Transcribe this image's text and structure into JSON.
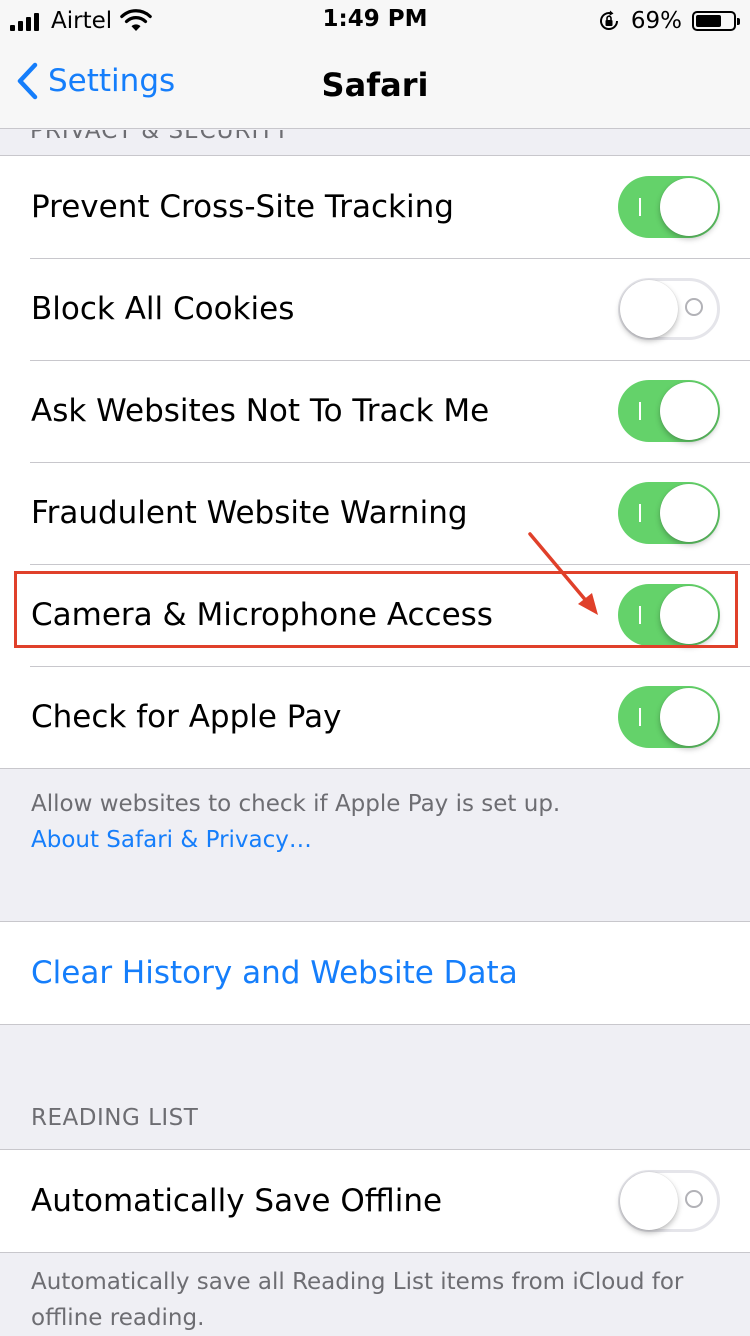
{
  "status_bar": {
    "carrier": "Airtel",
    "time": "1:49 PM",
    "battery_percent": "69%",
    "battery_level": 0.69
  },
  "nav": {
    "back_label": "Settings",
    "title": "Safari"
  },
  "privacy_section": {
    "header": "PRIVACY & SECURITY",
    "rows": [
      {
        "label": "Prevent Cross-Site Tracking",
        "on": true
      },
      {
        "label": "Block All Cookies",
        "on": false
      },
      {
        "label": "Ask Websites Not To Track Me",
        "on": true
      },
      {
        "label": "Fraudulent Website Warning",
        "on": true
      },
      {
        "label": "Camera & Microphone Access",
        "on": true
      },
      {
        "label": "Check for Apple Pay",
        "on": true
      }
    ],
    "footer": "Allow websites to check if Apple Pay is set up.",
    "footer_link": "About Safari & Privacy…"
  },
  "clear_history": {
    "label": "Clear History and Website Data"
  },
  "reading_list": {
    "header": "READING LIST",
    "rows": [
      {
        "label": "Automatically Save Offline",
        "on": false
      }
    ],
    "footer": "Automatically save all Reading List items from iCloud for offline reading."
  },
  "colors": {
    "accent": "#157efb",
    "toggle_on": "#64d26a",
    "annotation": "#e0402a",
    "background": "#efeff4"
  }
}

= = =

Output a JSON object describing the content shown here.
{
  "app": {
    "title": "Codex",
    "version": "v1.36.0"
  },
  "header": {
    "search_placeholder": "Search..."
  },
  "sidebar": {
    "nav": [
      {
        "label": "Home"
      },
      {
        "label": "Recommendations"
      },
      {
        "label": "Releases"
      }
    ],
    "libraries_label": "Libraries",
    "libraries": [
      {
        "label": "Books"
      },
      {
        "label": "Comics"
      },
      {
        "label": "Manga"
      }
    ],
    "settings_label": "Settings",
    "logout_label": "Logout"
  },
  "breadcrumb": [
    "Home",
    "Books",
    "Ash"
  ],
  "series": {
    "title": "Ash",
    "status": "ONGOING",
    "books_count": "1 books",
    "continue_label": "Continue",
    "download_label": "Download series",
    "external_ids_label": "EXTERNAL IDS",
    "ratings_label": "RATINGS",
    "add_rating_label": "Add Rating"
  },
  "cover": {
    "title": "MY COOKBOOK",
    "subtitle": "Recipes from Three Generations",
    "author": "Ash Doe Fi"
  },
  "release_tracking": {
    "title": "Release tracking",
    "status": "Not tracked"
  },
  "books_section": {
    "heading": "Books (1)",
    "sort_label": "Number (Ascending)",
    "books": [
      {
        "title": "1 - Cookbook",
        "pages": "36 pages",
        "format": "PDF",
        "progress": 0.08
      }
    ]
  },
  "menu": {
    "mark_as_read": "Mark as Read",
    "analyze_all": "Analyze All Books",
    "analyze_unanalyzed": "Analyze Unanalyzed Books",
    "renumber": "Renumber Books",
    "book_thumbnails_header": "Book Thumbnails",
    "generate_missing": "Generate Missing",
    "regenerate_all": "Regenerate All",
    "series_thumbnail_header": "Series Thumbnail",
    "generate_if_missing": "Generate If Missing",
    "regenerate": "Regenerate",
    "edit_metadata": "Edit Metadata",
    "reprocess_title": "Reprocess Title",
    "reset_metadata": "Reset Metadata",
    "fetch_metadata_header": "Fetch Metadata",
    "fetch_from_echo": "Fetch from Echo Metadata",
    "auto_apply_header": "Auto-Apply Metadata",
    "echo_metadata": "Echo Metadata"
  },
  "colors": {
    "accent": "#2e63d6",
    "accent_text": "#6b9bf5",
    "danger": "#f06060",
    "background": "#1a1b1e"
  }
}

= = =

Problem to work on: Sift the material for lines with the string "Fetch". Copy each one found.

Answer below:
    "fetch_metadata_header": "Fetch Metadata",
    "fetch_from_echo": "Fetch from Echo Metadata",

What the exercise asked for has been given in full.